(What the exercise asks): Quote all of the entries word for word.

(Available records):
============================================================

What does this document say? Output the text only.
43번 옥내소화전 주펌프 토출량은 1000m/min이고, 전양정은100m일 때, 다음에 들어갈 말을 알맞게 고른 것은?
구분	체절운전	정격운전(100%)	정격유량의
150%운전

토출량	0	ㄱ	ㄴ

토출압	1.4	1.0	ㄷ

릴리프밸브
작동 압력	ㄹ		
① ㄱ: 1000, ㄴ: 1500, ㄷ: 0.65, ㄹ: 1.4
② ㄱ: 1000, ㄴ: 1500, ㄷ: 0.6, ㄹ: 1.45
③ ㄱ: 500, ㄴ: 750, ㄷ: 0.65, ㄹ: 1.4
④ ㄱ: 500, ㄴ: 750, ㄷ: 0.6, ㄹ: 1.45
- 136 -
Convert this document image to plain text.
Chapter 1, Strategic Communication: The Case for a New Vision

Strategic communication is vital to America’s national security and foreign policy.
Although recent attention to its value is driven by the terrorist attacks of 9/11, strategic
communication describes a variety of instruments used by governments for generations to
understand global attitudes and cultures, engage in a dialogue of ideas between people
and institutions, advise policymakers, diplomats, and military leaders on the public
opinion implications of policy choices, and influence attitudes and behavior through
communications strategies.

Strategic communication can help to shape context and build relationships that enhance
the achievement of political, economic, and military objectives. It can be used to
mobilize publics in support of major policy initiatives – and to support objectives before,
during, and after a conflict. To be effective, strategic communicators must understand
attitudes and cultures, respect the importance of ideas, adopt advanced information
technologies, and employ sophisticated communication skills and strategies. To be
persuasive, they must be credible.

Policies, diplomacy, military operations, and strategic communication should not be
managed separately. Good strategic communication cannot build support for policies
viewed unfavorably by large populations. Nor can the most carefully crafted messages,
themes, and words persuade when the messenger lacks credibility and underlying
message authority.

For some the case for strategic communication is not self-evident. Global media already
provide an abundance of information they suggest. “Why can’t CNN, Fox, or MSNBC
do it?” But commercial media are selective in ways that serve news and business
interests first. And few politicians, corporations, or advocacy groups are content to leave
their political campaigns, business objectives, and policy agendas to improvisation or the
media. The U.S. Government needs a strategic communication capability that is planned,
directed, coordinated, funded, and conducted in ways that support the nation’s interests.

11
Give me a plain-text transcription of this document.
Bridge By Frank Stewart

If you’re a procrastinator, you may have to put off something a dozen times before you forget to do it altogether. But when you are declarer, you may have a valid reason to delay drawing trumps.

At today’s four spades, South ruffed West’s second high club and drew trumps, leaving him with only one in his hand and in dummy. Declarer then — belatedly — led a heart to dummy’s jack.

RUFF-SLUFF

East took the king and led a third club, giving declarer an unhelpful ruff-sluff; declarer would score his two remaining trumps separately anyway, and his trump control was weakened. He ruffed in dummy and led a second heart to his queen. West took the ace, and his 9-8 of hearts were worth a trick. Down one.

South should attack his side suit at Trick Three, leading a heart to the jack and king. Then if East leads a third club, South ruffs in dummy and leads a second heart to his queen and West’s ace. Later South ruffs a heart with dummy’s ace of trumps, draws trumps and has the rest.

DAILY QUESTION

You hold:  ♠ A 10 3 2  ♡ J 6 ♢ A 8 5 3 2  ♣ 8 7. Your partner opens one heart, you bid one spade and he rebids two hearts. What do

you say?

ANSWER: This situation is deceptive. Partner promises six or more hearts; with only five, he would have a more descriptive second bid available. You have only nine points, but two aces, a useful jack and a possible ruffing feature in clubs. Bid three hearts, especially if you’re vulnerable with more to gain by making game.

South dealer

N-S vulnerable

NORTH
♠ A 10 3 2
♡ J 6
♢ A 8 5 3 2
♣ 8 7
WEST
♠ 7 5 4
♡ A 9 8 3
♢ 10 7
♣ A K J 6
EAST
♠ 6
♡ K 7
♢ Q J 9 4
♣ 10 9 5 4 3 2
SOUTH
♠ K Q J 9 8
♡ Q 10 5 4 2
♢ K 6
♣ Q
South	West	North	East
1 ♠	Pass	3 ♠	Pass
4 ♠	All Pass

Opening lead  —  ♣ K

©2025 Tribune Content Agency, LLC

============================================================

(Exercise answer):
What does this document say? Output the text only.
43번 옥내소화전 주펌프 토출량은 1000m/min이고, 전양정은100m일 때, 다음에 들어갈 말을 알맞게 고른 것은?
구분	체절운전	정격운전(100%)	정격유량의
150%운전

토출량	0	ㄱ	ㄴ

토출압	1.4	1.0	ㄷ

릴리프밸브
작동 압력	ㄹ		
① ㄱ: 1000, ㄴ: 1500, ㄷ: 0.65, ㄹ: 1.4
② ㄱ: 1000, ㄴ: 1500, ㄷ: 0.6, ㄹ: 1.45
③ ㄱ: 500, ㄴ: 750, ㄷ: 0.65, ㄹ: 1.4
④ ㄱ: 500, ㄴ: 750, ㄷ: 0.6, ㄹ: 1.45
- 136 -
Convert this document image to plain text.
Chapter 1, Strategic Communication: The Case for a New Vision

Strategic communication is vital to America’s national security and foreign policy.
Although recent attention to its value is driven by the terrorist attacks of 9/11, strategic
communication describes a variety of instruments used by governments for generations to
understand global attitudes and cultures, engage in a dialogue of ideas between people
and institutions, advise policymakers, diplomats, and military leaders on the public
opinion implications of policy choices, and influence attitudes and behavior through
communications strategies.

Strategic communication can help to shape context and build relationships that enhance
the achievement of political, economic, and military objectives. It can be used to
mobilize publics in support of major policy initiatives – and to support objectives before,
during, and after a conflict. To be effective, strategic communicators must understand
attitudes and cultures, respect the importance of ideas, adopt advanced information
technologies, and employ sophisticated communication skills and strategies. To be
persuasive, they must be credible.

Policies, diplomacy, military operations, and strategic communication should not be
managed separately. Good strategic communication cannot build support for policies
viewed unfavorably by large populations. Nor can the most carefully crafted messages,
themes, and words persuade when the messenger lacks credibility and underlying
message authority.

For some the case for strategic communication is not self-evident. Global media already
provide an abundance of information they suggest. “Why can’t CNN, Fox, or MSNBC
do it?” But commercial media are selective in ways that serve news and business
interests first. And few politicians, corporations, or advocacy groups are content to leave
their political campaigns, business objectives, and policy agendas to improvisation or the
media. The U.S. Government needs a strategic communication capability that is planned,
directed, coordinated, funded, and conducted in ways that support the nation’s interests.

11
Give me a plain-text transcription of this document.
Bridge By Frank Stewart

If you’re a procrastinator, you may have to put off something a dozen times before you forget to do it altogether. But when you are declarer, you may have a valid reason to delay drawing trumps.

At today’s four spades, South ruffed West’s second high club and drew trumps, leaving him with only one in his hand and in dummy. Declarer then — belatedly — led a heart to dummy’s jack.

RUFF-SLUFF

East took the king and led a third club, giving declarer an unhelpful ruff-sluff; declarer would score his two remaining trumps separately anyway, and his trump control was weakened. He ruffed in dummy and led a second heart to his queen. West took the ace, and his 9-8 of hearts were worth a trick. Down one.

South should attack his side suit at Trick Three, leading a heart to the jack and king. Then if East leads a third club, South ruffs in dummy and leads a second heart to his queen and West’s ace. Later South ruffs a heart with dummy’s ace of trumps, draws trumps and has the rest.

DAILY QUESTION

You hold:  ♠ A 10 3 2  ♡ J 6 ♢ A 8 5 3 2  ♣ 8 7. Your partner opens one heart, you bid one spade and he rebids two hearts. What do

you say?

ANSWER: This situation is deceptive. Partner promises six or more hearts; with only five, he would have a more descriptive second bid available. You have only nine points, but two aces, a useful jack and a possible ruffing feature in clubs. Bid three hearts, especially if you’re vulnerable with more to gain by making game.

South dealer

N-S vulnerable

NORTH
♠ A 10 3 2
♡ J 6
♢ A 8 5 3 2
♣ 8 7
WEST
♠ 7 5 4
♡ A 9 8 3
♢ 10 7
♣ A K J 6
EAST
♠ 6
♡ K 7
♢ Q J 9 4
♣ 10 9 5 4 3 2
SOUTH
♠ K Q J 9 8
♡ Q 10 5 4 2
♢ K 6
♣ Q
South	West	North	East
1 ♠	Pass	3 ♠	Pass
4 ♠	All Pass

Opening lead  —  ♣ K

©2025 Tribune Content Agency, LLC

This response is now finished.